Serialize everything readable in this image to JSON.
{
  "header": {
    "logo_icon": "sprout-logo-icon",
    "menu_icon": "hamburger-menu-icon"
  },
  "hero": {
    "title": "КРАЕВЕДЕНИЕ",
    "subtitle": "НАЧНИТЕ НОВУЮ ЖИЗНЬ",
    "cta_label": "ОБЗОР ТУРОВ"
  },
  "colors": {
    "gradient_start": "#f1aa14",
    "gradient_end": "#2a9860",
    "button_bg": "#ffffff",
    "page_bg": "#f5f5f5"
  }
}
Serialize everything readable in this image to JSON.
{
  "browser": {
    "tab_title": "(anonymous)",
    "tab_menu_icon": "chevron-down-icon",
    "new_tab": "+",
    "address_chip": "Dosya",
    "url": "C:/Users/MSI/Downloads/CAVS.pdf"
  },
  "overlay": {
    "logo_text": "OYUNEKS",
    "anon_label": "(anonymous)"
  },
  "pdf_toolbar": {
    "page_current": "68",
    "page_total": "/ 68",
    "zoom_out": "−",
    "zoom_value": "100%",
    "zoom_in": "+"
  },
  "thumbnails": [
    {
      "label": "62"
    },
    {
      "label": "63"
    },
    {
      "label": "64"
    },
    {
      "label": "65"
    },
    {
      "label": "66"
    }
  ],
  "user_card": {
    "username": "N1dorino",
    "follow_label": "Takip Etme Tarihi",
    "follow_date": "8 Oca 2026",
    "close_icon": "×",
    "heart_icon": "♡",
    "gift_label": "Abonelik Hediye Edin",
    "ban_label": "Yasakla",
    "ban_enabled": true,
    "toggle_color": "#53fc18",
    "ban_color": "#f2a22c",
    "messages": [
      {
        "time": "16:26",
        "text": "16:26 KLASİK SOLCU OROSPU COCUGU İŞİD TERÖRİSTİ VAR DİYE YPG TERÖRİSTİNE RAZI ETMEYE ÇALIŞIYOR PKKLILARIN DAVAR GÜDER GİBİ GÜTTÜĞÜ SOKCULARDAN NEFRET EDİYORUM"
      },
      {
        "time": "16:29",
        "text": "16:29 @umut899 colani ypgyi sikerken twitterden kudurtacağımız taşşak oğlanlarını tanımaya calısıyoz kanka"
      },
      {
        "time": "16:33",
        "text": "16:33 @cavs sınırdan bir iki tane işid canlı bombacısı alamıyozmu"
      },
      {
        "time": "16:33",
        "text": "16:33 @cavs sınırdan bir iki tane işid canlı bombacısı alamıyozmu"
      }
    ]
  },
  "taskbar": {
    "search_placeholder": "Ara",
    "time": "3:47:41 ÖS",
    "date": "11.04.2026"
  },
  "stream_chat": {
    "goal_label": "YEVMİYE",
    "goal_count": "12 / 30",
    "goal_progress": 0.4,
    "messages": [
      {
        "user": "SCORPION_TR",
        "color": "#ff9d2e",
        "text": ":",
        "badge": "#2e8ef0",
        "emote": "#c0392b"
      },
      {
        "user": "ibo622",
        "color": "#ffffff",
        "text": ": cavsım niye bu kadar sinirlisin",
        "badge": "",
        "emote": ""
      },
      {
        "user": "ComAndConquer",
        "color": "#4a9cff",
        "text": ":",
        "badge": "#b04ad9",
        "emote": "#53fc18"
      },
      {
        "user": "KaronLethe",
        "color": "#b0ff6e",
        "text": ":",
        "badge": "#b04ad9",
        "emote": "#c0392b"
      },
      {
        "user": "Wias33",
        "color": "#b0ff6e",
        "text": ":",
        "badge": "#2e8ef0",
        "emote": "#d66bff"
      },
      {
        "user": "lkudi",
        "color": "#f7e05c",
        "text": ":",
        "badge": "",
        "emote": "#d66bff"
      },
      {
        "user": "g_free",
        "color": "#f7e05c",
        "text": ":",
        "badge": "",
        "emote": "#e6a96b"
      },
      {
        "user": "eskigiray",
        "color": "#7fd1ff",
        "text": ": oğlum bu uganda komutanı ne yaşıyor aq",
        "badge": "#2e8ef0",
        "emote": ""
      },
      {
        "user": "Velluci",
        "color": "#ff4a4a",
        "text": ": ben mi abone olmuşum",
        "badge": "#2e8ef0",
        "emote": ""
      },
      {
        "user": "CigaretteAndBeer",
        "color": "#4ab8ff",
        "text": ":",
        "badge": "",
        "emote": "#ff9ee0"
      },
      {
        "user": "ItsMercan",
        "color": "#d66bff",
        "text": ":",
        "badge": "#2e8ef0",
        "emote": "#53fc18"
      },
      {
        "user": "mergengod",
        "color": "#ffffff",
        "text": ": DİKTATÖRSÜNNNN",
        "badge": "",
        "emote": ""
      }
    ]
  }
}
════════════════════
> _What is being asked_: Please output the entire listing exactly as it stands.

> _Answer_:
Serialize everything readable in this image to JSON.
{
  "header": {
    "logo_icon": "sprout-logo-icon",
    "menu_icon": "hamburger-menu-icon"
  },
  "hero": {
    "title": "КРАЕВЕДЕНИЕ",
    "subtitle": "НАЧНИТЕ НОВУЮ ЖИЗНЬ",
    "cta_label": "ОБЗОР ТУРОВ"
  },
  "colors": {
    "gradient_start": "#f1aa14",
    "gradient_end": "#2a9860",
    "button_bg": "#ffffff",
    "page_bg": "#f5f5f5"
  }
}
Serialize everything readable in this image to JSON.
{
  "browser": {
    "tab_title": "(anonymous)",
    "tab_menu_icon": "chevron-down-icon",
    "new_tab": "+",
    "address_chip": "Dosya",
    "url": "C:/Users/MSI/Downloads/CAVS.pdf"
  },
  "overlay": {
    "logo_text": "OYUNEKS",
    "anon_label": "(anonymous)"
  },
  "pdf_toolbar": {
    "page_current": "68",
    "page_total": "/ 68",
    "zoom_out": "−",
    "zoom_value": "100%",
    "zoom_in": "+"
  },
  "thumbnails": [
    {
      "label": "62"
    },
    {
      "label": "63"
    },
    {
      "label": "64"
    },
    {
      "label": "65"
    },
    {
      "label": "66"
    }
  ],
  "user_card": {
    "username": "N1dorino",
    "follow_label": "Takip Etme Tarihi",
    "follow_date": "8 Oca 2026",
    "close_icon": "×",
    "heart_icon": "♡",
    "gift_label": "Abonelik Hediye Edin",
    "ban_label": "Yasakla",
    "ban_enabled": true,
    "toggle_color": "#53fc18",
    "ban_color": "#f2a22c",
    "messages": [
      {
        "time": "16:26",
        "text": "16:26 KLASİK SOLCU OROSPU COCUGU İŞİD TERÖRİSTİ VAR DİYE YPG TERÖRİSTİNE RAZI ETMEYE ÇALIŞIYOR PKKLILARIN DAVAR GÜDER GİBİ GÜTTÜĞÜ SOKCULARDAN NEFRET EDİYORUM"
      },
      {
        "time": "16:29",
        "text": "16:29 @umut899 colani ypgyi sikerken twitterden kudurtacağımız taşşak oğlanlarını tanımaya calısıyoz kanka"
      },
      {
        "time": "16:33",
        "text": "16:33 @cavs sınırdan bir iki tane işid canlı bombacısı alamıyozmu"
      },
      {
        "time": "16:33",
        "text": "16:33 @cavs sınırdan bir iki tane işid canlı bombacısı alamıyozmu"
      }
    ]
  },
  "taskbar": {
    "search_placeholder": "Ara",
    "time": "3:47:41 ÖS",
    "date": "11.04.2026"
  },
  "stream_chat": {
    "goal_label": "YEVMİYE",
    "goal_count": "12 / 30",
    "goal_progress": 0.4,
    "messages": [
      {
        "user": "SCORPION_TR",
        "color": "#ff9d2e",
        "text": ":",
        "badge": "#2e8ef0",
        "emote": "#c0392b"
      },
      {
        "user": "ibo622",
        "color": "#ffffff",
        "text": ": cavsım niye bu kadar sinirlisin",
        "badge": "",
        "emote": ""
      },
      {
        "user": "ComAndConquer",
        "color": "#4a9cff",
        "text": ":",
        "badge": "#b04ad9",
        "emote": "#53fc18"
      },
      {
        "user": "KaronLethe",
        "color": "#b0ff6e",
        "text": ":",
        "badge": "#b04ad9",
        "emote": "#c0392b"
      },
      {
        "user": "Wias33",
        "color": "#b0ff6e",
        "text": ":",
        "badge": "#2e8ef0",
        "emote": "#d66bff"
      },
      {
        "user": "lkudi",
        "color": "#f7e05c",
        "text": ":",
        "badge": "",
        "emote": "#d66bff"
      },
      {
        "user": "g_free",
        "color": "#f7e05c",
        "text": ":",
        "badge": "",
        "emote": "#e6a96b"
      },
      {
        "user": "eskigiray",
        "color": "#7fd1ff",
        "text": ": oğlum bu uganda komutanı ne yaşıyor aq",
        "badge": "#2e8ef0",
        "emote": ""
      },
      {
        "user": "Velluci",
        "color": "#ff4a4a",
        "text": ": ben mi abone olmuşum",
        "badge": "#2e8ef0",
        "emote": ""
      },
      {
        "user": "CigaretteAndBeer",
        "color": "#4ab8ff",
        "text": ":",
        "badge": "",
        "emote": "#ff9ee0"
      },
      {
        "user": "ItsMercan",
        "color": "#d66bff",
        "text": ":",
        "badge": "#2e8ef0",
        "emote": "#53fc18"
      },
      {
        "user": "mergengod",
        "color": "#ffffff",
        "text": ": DİKTATÖRSÜNNNN",
        "badge": "",
        "emote": ""
      }
    ]
  }
}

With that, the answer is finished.